TASK STATEMENT | Gather all lines from the material that contain "назад".

STORED ROWS |
::::::::

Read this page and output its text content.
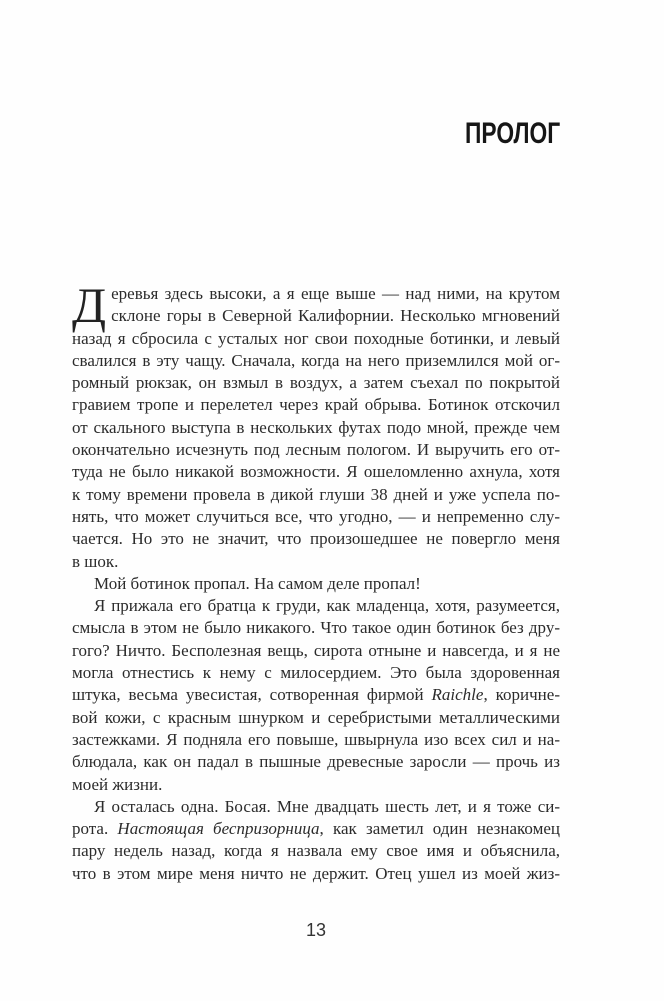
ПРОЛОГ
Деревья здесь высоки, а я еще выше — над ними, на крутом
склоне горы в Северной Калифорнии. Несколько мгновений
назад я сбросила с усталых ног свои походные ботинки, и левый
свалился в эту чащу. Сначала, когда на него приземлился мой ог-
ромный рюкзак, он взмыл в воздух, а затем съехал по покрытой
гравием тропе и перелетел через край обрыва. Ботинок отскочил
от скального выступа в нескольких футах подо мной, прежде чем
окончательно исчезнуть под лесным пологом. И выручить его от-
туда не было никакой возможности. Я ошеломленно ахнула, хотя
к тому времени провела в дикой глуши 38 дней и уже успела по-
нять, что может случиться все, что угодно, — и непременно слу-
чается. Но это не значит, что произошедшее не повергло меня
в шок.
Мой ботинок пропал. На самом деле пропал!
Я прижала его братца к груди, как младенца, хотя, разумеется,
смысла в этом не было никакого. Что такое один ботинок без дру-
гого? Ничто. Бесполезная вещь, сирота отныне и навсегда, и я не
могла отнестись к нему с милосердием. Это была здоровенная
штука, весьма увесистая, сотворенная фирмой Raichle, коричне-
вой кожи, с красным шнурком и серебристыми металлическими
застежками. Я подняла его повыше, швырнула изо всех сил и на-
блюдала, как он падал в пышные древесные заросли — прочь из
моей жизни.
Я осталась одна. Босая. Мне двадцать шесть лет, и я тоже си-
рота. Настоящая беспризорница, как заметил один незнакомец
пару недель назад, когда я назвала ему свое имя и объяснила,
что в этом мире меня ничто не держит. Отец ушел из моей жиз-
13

::::::::

EXERCISE SOLUTION |
назад я сбросила с усталых ног свои походные ботинки, и левый
пару недель назад, когда я назвала ему свое имя и объяснила,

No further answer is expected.